In the records that follow, locate every line with "xlabel" and extract it.
::: SUPPLIED INFORMATION
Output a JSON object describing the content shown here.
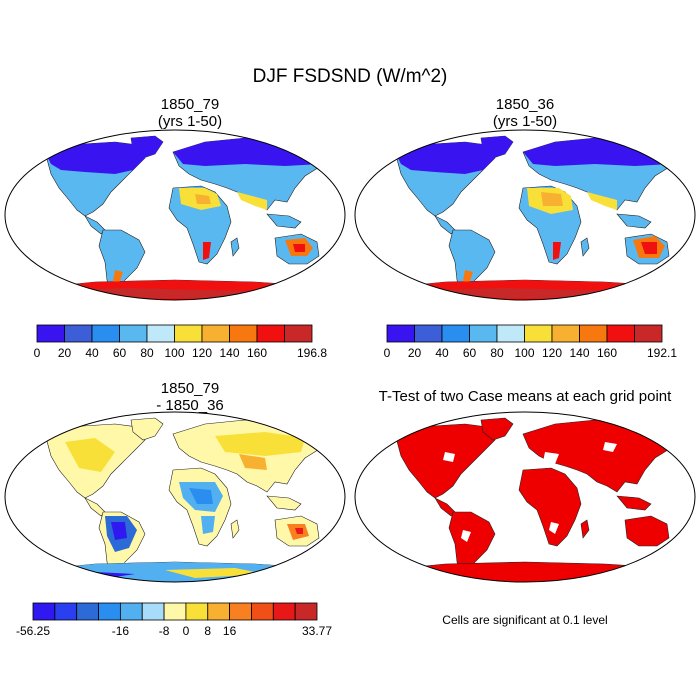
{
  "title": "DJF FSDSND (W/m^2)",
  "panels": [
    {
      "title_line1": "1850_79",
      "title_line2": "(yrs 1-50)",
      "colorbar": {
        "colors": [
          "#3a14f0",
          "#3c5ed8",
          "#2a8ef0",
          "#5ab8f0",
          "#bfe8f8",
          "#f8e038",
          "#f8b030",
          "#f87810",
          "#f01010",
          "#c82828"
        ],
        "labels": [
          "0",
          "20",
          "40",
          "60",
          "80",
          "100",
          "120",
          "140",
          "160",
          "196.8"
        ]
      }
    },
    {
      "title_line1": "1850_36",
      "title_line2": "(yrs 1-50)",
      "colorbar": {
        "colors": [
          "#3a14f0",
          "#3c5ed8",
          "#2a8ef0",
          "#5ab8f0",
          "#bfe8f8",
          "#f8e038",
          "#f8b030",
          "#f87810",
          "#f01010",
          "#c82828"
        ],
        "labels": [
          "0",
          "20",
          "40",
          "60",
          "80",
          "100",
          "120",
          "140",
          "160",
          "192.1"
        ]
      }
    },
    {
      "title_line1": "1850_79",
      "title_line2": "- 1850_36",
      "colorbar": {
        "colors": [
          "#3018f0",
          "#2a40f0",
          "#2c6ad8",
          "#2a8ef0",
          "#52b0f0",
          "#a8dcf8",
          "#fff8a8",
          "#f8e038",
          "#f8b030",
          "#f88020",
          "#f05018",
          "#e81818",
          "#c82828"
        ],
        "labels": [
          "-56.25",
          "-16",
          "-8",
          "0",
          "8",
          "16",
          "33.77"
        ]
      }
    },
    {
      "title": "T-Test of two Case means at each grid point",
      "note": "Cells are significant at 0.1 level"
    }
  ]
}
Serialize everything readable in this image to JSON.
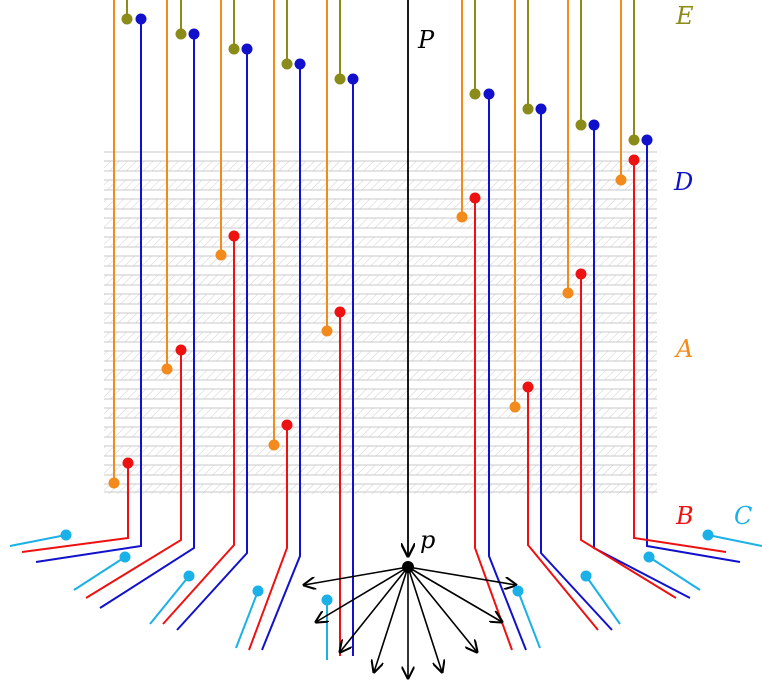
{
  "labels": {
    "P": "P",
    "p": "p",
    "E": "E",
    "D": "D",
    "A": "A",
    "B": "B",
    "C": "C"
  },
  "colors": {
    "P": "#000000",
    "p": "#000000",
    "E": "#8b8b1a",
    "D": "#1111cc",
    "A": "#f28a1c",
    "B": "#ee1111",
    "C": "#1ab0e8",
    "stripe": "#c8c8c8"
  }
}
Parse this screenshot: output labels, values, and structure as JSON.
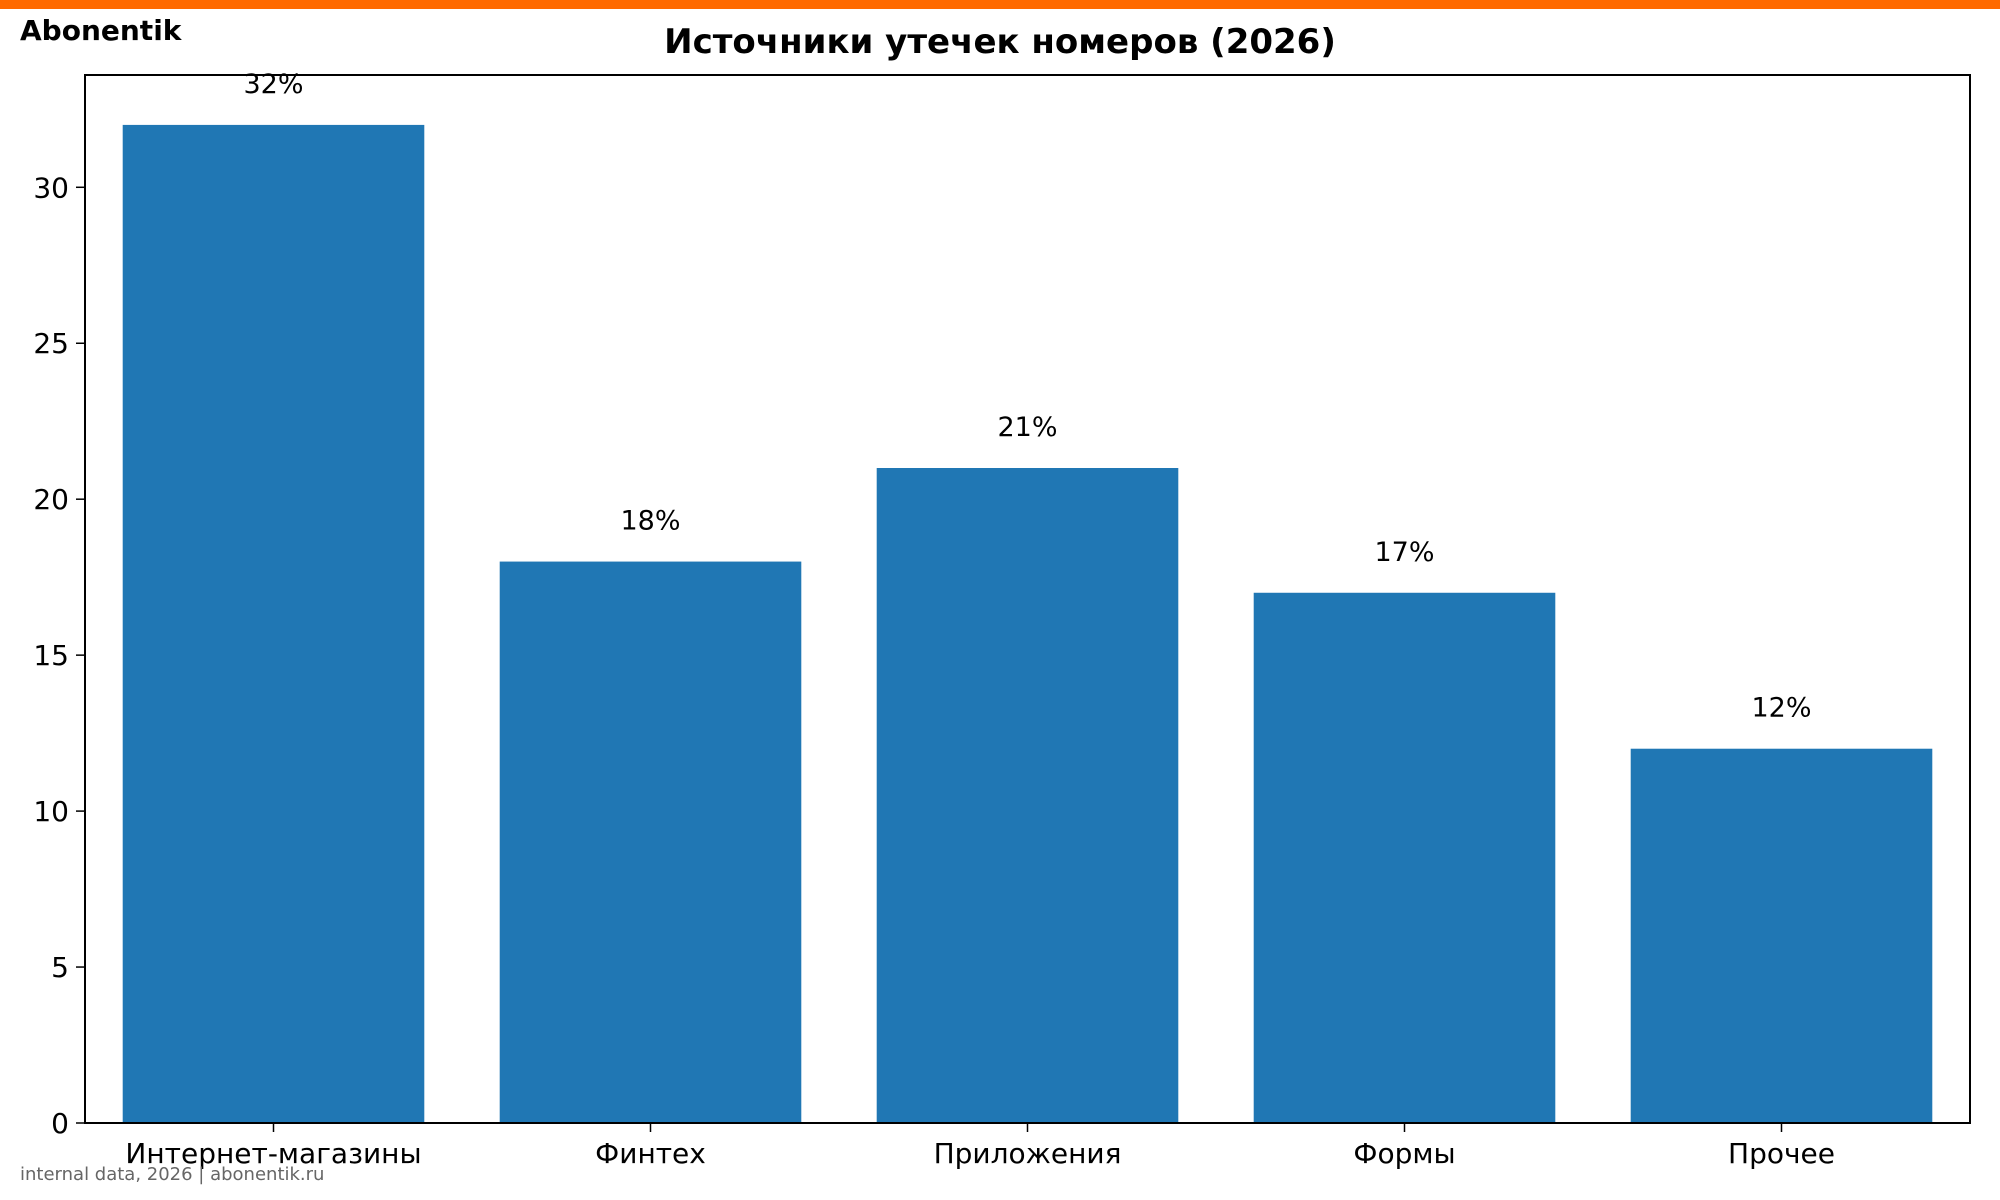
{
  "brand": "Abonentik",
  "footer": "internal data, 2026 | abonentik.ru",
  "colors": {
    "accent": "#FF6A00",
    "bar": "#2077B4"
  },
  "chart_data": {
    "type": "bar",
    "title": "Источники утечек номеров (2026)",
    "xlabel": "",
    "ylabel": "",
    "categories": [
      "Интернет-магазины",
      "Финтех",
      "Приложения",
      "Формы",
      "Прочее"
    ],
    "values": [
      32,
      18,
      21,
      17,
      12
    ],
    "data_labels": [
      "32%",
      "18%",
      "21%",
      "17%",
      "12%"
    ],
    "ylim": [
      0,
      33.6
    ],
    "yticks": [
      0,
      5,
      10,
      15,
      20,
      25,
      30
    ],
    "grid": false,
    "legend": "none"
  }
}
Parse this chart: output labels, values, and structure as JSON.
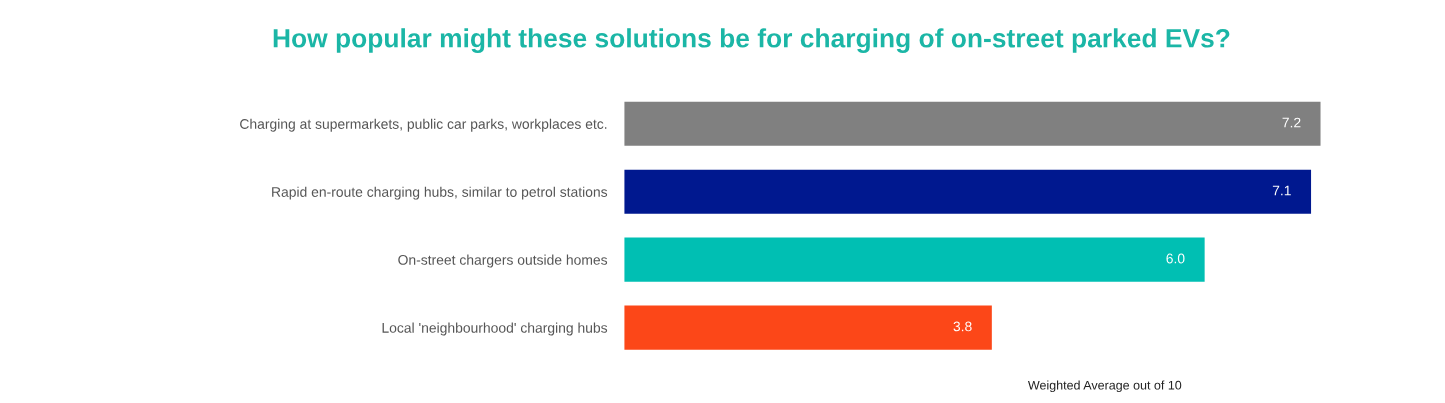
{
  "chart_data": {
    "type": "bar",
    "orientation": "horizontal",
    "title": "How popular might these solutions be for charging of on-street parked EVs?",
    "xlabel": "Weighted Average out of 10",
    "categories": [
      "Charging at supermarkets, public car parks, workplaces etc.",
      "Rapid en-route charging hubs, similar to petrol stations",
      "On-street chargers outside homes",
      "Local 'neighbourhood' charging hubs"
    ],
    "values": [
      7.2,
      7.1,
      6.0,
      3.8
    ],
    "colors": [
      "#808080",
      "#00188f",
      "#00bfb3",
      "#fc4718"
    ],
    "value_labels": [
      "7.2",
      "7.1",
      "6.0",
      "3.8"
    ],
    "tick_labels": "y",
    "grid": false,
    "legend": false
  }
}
::::::
- FINAL ANSWER -
    "xlabel": "",
    "xlabel": "Weighted Average out of 10",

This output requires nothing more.